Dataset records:
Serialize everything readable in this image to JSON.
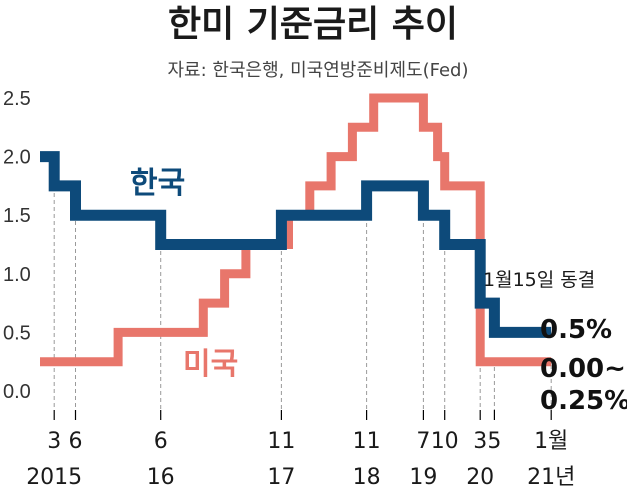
{
  "title": "한미 기준금리 추이",
  "source": "자료: 한국은행, 미국연방준비제도(Fed)",
  "chart_data": {
    "type": "line",
    "step": true,
    "y_ticks": [
      "2.5",
      "2.0",
      "1.5",
      "1.0",
      "0.5",
      "0.0"
    ],
    "ylim": [
      0,
      2.5
    ],
    "grid": false,
    "x_ticks": [
      {
        "month": "3",
        "year": "2015"
      },
      {
        "month": "6",
        "year": ""
      },
      {
        "month": "6",
        "year": "16"
      },
      {
        "month": "11",
        "year": "17"
      },
      {
        "month": "11",
        "year": "18"
      },
      {
        "month": "7",
        "year": "19"
      },
      {
        "month": "10",
        "year": ""
      },
      {
        "month": "3",
        "year": "20"
      },
      {
        "month": "5",
        "year": ""
      },
      {
        "month": "1월",
        "year": "21년"
      }
    ],
    "annotation": "1월15일 동결",
    "series": [
      {
        "name": "한국",
        "color": "#0d4a7a",
        "end_label": "0.5%",
        "points": [
          [
            "2015-01",
            2.0
          ],
          [
            "2015-03",
            1.75
          ],
          [
            "2015-06",
            1.5
          ],
          [
            "2016-06",
            1.25
          ],
          [
            "2017-11",
            1.5
          ],
          [
            "2018-11",
            1.75
          ],
          [
            "2019-07",
            1.5
          ],
          [
            "2019-10",
            1.25
          ],
          [
            "2020-03",
            0.75
          ],
          [
            "2020-05",
            0.5
          ],
          [
            "2021-01",
            0.5
          ]
        ]
      },
      {
        "name": "미국",
        "color": "#e8766b",
        "end_label_line1": "0.00~",
        "end_label_line2": "0.25%",
        "points": [
          [
            "2015-01",
            0.25
          ],
          [
            "2015-12",
            0.5
          ],
          [
            "2016-12",
            0.75
          ],
          [
            "2017-03",
            1.0
          ],
          [
            "2017-06",
            1.25
          ],
          [
            "2017-12",
            1.5
          ],
          [
            "2018-03",
            1.75
          ],
          [
            "2018-06",
            2.0
          ],
          [
            "2018-09",
            2.25
          ],
          [
            "2018-12",
            2.5
          ],
          [
            "2019-07",
            2.25
          ],
          [
            "2019-09",
            2.0
          ],
          [
            "2019-10",
            1.75
          ],
          [
            "2020-03",
            0.25
          ],
          [
            "2021-01",
            0.25
          ]
        ]
      }
    ]
  }
}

• **Goal**:
Leave the pictures out and write out every entry exactly as given.

• **Response to this exercise**:
Serialize everything readable in this image to JSON.
{
  "title": "한미 기준금리 추이",
  "source": "자료: 한국은행, 미국연방준비제도(Fed)",
  "chart_data": {
    "type": "line",
    "step": true,
    "y_ticks": [
      "2.5",
      "2.0",
      "1.5",
      "1.0",
      "0.5",
      "0.0"
    ],
    "ylim": [
      0,
      2.5
    ],
    "grid": false,
    "x_ticks": [
      {
        "month": "3",
        "year": "2015"
      },
      {
        "month": "6",
        "year": ""
      },
      {
        "month": "6",
        "year": "16"
      },
      {
        "month": "11",
        "year": "17"
      },
      {
        "month": "11",
        "year": "18"
      },
      {
        "month": "7",
        "year": "19"
      },
      {
        "month": "10",
        "year": ""
      },
      {
        "month": "3",
        "year": "20"
      },
      {
        "month": "5",
        "year": ""
      },
      {
        "month": "1월",
        "year": "21년"
      }
    ],
    "annotation": "1월15일 동결",
    "series": [
      {
        "name": "한국",
        "color": "#0d4a7a",
        "end_label": "0.5%",
        "points": [
          [
            "2015-01",
            2.0
          ],
          [
            "2015-03",
            1.75
          ],
          [
            "2015-06",
            1.5
          ],
          [
            "2016-06",
            1.25
          ],
          [
            "2017-11",
            1.5
          ],
          [
            "2018-11",
            1.75
          ],
          [
            "2019-07",
            1.5
          ],
          [
            "2019-10",
            1.25
          ],
          [
            "2020-03",
            0.75
          ],
          [
            "2020-05",
            0.5
          ],
          [
            "2021-01",
            0.5
          ]
        ]
      },
      {
        "name": "미국",
        "color": "#e8766b",
        "end_label_line1": "0.00~",
        "end_label_line2": "0.25%",
        "points": [
          [
            "2015-01",
            0.25
          ],
          [
            "2015-12",
            0.5
          ],
          [
            "2016-12",
            0.75
          ],
          [
            "2017-03",
            1.0
          ],
          [
            "2017-06",
            1.25
          ],
          [
            "2017-12",
            1.5
          ],
          [
            "2018-03",
            1.75
          ],
          [
            "2018-06",
            2.0
          ],
          [
            "2018-09",
            2.25
          ],
          [
            "2018-12",
            2.5
          ],
          [
            "2019-07",
            2.25
          ],
          [
            "2019-09",
            2.0
          ],
          [
            "2019-10",
            1.75
          ],
          [
            "2020-03",
            0.25
          ],
          [
            "2021-01",
            0.25
          ]
        ]
      }
    ]
  }
}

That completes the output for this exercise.